[WRITTEN INSTRUCTION]:
Below you will find a set of lines. Repeat them all exactly.

[RECORDS PROVIDED]:

◆ ◆ ◆ ◆

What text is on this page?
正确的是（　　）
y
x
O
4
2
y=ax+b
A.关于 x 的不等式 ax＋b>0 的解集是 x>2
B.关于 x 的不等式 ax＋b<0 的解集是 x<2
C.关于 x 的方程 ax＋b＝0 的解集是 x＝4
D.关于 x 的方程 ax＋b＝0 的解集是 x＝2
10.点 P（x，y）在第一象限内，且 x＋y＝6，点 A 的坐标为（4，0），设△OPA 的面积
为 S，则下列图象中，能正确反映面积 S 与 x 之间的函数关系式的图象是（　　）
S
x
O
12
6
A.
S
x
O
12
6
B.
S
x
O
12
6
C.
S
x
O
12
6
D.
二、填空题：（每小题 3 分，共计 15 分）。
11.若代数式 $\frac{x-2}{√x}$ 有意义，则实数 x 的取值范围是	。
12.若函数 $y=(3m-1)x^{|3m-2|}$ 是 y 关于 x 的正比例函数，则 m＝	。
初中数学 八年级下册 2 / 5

◆ ◆ ◆ ◆

[RESPONSE]:
What text is on this page?
正确的是（　　）
y
x
O
4
2
y=ax+b
A.关于 x 的不等式 ax＋b>0 的解集是 x>2
B.关于 x 的不等式 ax＋b<0 的解集是 x<2
C.关于 x 的方程 ax＋b＝0 的解集是 x＝4
D.关于 x 的方程 ax＋b＝0 的解集是 x＝2
10.点 P（x，y）在第一象限内，且 x＋y＝6，点 A 的坐标为（4，0），设△OPA 的面积
为 S，则下列图象中，能正确反映面积 S 与 x 之间的函数关系式的图象是（　　）
S
x
O
12
6
A.
S
x
O
12
6
B.
S
x
O
12
6
C.
S
x
O
12
6
D.
二、填空题：（每小题 3 分，共计 15 分）。
11.若代数式 $\frac{x-2}{√x}$ 有意义，则实数 x 的取值范围是	。
12.若函数 $y=(3m-1)x^{|3m-2|}$ 是 y 关于 x 的正比例函数，则 m＝	。
初中数学 八年级下册 2 / 5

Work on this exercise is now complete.